*DATA SUPPLIED*
┌──

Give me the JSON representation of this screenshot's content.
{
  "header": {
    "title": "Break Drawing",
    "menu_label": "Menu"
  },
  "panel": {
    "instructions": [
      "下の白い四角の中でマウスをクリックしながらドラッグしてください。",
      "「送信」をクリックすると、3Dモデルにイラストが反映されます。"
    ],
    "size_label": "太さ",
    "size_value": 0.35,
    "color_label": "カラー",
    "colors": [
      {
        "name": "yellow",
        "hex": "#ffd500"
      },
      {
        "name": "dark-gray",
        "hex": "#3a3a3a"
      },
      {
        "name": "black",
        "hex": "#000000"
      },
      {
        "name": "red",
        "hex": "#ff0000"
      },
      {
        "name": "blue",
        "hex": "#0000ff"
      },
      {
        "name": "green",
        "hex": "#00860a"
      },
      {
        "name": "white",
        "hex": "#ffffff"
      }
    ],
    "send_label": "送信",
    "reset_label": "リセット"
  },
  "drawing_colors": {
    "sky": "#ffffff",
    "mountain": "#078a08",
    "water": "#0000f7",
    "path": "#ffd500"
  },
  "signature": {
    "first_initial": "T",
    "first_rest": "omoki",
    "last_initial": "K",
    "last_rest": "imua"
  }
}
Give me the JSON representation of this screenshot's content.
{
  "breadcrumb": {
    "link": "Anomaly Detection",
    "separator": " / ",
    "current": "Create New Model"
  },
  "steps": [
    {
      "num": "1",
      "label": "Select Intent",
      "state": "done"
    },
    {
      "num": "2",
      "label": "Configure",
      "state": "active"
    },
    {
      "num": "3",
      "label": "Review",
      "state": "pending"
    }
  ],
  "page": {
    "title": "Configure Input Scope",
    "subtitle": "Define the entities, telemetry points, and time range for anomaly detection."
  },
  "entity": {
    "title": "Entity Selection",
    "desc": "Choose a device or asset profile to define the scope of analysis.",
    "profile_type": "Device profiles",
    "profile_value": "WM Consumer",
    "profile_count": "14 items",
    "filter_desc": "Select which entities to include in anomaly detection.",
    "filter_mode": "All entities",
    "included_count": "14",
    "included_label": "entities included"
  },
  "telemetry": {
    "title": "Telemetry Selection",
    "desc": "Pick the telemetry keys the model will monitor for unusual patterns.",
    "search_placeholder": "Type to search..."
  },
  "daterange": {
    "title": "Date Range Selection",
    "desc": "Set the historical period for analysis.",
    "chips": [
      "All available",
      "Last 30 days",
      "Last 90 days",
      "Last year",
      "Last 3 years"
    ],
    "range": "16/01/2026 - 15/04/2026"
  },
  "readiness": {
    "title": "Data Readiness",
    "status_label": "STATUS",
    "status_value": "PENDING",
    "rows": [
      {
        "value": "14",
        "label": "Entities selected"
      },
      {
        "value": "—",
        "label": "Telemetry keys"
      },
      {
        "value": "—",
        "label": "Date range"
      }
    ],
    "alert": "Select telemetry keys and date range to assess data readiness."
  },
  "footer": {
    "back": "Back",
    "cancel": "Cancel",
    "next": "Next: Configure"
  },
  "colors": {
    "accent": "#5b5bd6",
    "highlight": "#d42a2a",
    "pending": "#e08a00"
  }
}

└──

*GIVEN PROBLEM*
Looking at the entries above, state how many lines contain "name"; give the number alone.

*RESULT FOR THIS EXERCISE*
7